本文
以前、日本のそこそこビッグなメタル・バンドの事務所の社長さんと話をした時、「ジャーナリズム云々という話も判りますけど、やっぱりメディアとアーティストが持ちつ持たれつの関係で仕事をしていく、それが日本の音楽業界なんだと思いますよ」と言っていて、なるほどやっぱりそういう考え方なんだなと思った。その言葉を強引に翻訳すれば、「メディアは提灯記事を書くべきで、ケチを付けるようなことは書くべきではない」ということ。だから、ケチを付けるようなメディアは「敵」になって、取材をさせない、みたいな論法になっていくのかもしれない。もしかしたらアーティスト自身もそういう環境が当たり前になってしまって、ケチを付けるメディアは敵、ケチを付けるファンは本当のファンじゃない、みたいな感覚になっていくのかもしれない。

僕の友人で、日本のある人気バンドの大ファンがいるんだけど、その友人は「新作やライヴについて、ファンの間では絶賛しなきゃファンじゃない、批判的なことを言うのはタブー、みたいな雰囲気になっていて気持悪い」と言っていて、さもありなんと思った。

おっと、話がどんどん逸れていってしまいましたが、肝心なのは、KHYMERAの新作はプリティグッドなので是非チェックしてみてください!ということです。ジャケは相変わらずキツくて、 一歩間違えばMANOWARだけど。(笑) とにかく、何の新鮮味もないお決まりのメロハー・スタイルの中に微妙な差異を見つけて、「これは最高!」「これは今イチ」とやってるのが我々の楽しみなわけですし(笑)、僕にとっては今回のKHYMERAの新作は「今回はひと味違うぞ」という感触だったので、ここで紹介させていただきました。

やること
[a] 本文で、筆者はKHYMERAの新作にどんな感触を持ったと書いているか。
[b] 本文を「僕の友人で、日本のある人気バ」という語句を含むところから書き始め、「で紹介させていただきました。」まで書いたら止めて、そのまま書き写すこと。

データ抜粋
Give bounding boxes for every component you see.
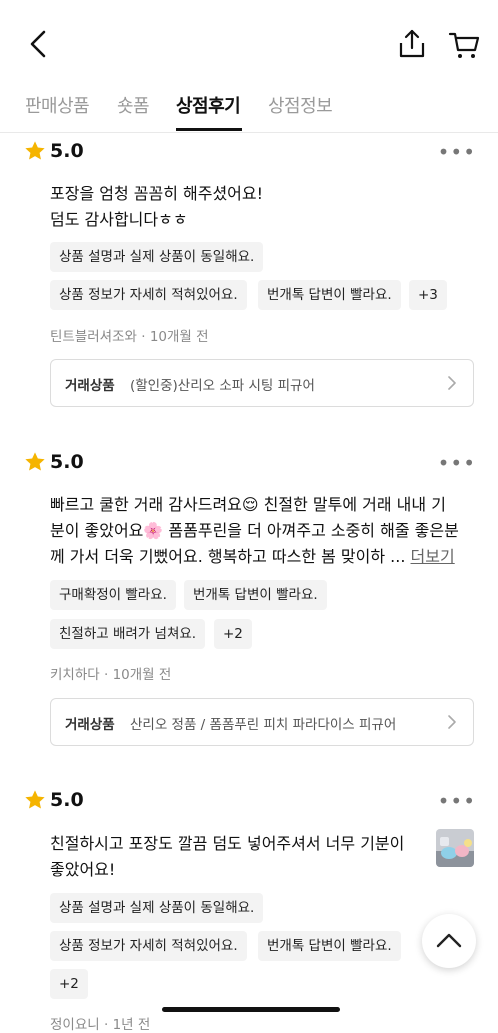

解答一覧
[a] 「今回はひと味違うぞ」という感触だった。

[b]
僕の友人で、日本のある人気バンドの大ファンがいるんだけど、その友人は「新作やライヴについて、ファンの間では絶賛しなきゃファンじゃない、批判的なことを言うのはタブー、みたいな雰囲気になっていて気持悪い」と言っていて、さもありなんと思った。

おっと、話がどんどん逸れていってしまいましたが、肝心なのは、KHYMERAの新作はプリティグッドなので是非チェックしてみてください!ということです。ジャケは相変わらずキツくて、 一歩間違えばMANOWARだけど。(笑) とにかく、何の新鮮味もないお決まりのメロハー・スタイルの中に微妙な差異を見つけて、「これは最高!」「これは今イチ」とやってるのが我々の楽しみなわけですし(笑)、僕にとっては今回のKHYMERAの新作は「今回はひと味違うぞ」という感触だったので、ここで紹介させていただきました。